Job — Return each line of the records below verbatim, with no alterations.

[Data entries]
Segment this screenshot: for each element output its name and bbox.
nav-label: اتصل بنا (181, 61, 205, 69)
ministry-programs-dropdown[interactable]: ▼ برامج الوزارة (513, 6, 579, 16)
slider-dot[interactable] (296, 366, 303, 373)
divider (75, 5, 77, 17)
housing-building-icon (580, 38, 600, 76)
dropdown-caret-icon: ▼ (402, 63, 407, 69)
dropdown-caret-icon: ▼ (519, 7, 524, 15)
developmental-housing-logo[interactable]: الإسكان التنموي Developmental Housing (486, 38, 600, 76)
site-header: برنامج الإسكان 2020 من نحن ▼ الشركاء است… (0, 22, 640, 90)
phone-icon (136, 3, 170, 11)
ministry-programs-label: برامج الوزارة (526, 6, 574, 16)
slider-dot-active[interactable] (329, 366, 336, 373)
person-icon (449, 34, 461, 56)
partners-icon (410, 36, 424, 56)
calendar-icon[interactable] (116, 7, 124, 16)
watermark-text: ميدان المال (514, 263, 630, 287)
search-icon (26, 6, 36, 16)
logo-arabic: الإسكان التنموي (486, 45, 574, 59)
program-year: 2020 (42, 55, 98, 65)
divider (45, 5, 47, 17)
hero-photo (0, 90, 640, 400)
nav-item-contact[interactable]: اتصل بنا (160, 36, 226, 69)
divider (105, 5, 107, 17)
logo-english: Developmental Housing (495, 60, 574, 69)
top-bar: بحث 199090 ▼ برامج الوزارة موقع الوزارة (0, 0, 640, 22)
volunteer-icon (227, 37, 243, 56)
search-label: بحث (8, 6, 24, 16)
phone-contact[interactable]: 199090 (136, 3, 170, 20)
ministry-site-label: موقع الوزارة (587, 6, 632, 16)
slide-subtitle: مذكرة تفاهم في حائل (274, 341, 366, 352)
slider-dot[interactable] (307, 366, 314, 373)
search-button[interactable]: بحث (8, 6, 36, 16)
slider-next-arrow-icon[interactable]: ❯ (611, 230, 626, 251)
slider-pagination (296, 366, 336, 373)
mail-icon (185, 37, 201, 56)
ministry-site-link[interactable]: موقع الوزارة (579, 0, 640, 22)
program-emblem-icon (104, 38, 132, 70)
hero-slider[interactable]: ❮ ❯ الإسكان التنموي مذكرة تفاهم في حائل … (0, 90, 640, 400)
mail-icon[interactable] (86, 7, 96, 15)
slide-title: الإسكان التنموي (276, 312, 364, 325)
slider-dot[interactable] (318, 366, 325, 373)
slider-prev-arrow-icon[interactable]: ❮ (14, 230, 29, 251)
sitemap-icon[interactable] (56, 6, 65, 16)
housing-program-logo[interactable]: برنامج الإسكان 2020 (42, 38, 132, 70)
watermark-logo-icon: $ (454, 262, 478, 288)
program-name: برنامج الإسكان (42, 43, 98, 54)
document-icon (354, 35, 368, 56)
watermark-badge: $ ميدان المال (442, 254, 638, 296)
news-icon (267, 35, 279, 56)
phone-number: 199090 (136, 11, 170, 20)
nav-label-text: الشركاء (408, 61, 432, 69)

Result of the task —
Segment this screenshot: for each element output its name and bbox.
nav-label: اتصل بنا (181, 61, 205, 69)
ministry-programs-dropdown[interactable]: ▼ برامج الوزارة (513, 6, 579, 16)
slider-dot[interactable] (296, 366, 303, 373)
divider (75, 5, 77, 17)
housing-building-icon (580, 38, 600, 76)
dropdown-caret-icon: ▼ (402, 63, 407, 69)
dropdown-caret-icon: ▼ (519, 7, 524, 15)
developmental-housing-logo[interactable]: الإسكان التنموي Developmental Housing (486, 38, 600, 76)
site-header: برنامج الإسكان 2020 من نحن ▼ الشركاء است… (0, 22, 640, 90)
phone-icon (136, 3, 170, 11)
ministry-programs-label: برامج الوزارة (526, 6, 574, 16)
slider-dot-active[interactable] (329, 366, 336, 373)
person-icon (449, 34, 461, 56)
partners-icon (410, 36, 424, 56)
calendar-icon[interactable] (116, 7, 124, 16)
watermark-text: ميدان المال (514, 263, 630, 287)
search-icon (26, 6, 36, 16)
logo-arabic: الإسكان التنموي (486, 45, 574, 59)
program-year: 2020 (42, 55, 98, 65)
divider (45, 5, 47, 17)
hero-photo (0, 90, 640, 400)
nav-item-contact[interactable]: اتصل بنا (160, 36, 226, 69)
divider (105, 5, 107, 17)
logo-english: Developmental Housing (495, 60, 574, 69)
top-bar: بحث 199090 ▼ برامج الوزارة موقع الوزارة (0, 0, 640, 22)
volunteer-icon (227, 37, 243, 56)
search-label: بحث (8, 6, 24, 16)
phone-contact[interactable]: 199090 (136, 3, 170, 20)
ministry-site-label: موقع الوزارة (587, 6, 632, 16)
slide-subtitle: مذكرة تفاهم في حائل (274, 341, 366, 352)
slider-dot[interactable] (307, 366, 314, 373)
search-button[interactable]: بحث (8, 6, 36, 16)
slider-next-arrow-icon[interactable]: ❯ (611, 230, 626, 251)
slider-pagination (296, 366, 336, 373)
mail-icon (185, 37, 201, 56)
ministry-site-link[interactable]: موقع الوزارة (579, 0, 640, 22)
program-emblem-icon (104, 38, 132, 70)
hero-slider[interactable]: ❮ ❯ الإسكان التنموي مذكرة تفاهم في حائل … (0, 90, 640, 400)
mail-icon[interactable] (86, 7, 96, 15)
slide-title: الإسكان التنموي (276, 312, 364, 325)
slider-dot[interactable] (318, 366, 325, 373)
slider-prev-arrow-icon[interactable]: ❮ (14, 230, 29, 251)
sitemap-icon[interactable] (56, 6, 65, 16)
housing-program-logo[interactable]: برنامج الإسكان 2020 (42, 38, 132, 70)
watermark-logo-icon: $ (454, 262, 478, 288)
program-name: برنامج الإسكان (42, 43, 98, 54)
document-icon (354, 35, 368, 56)
watermark-badge: $ ميدان المال (442, 254, 638, 296)
news-icon (267, 35, 279, 56)
phone-number: 199090 (136, 11, 170, 20)
nav-label-text: الشركاء (408, 61, 432, 69)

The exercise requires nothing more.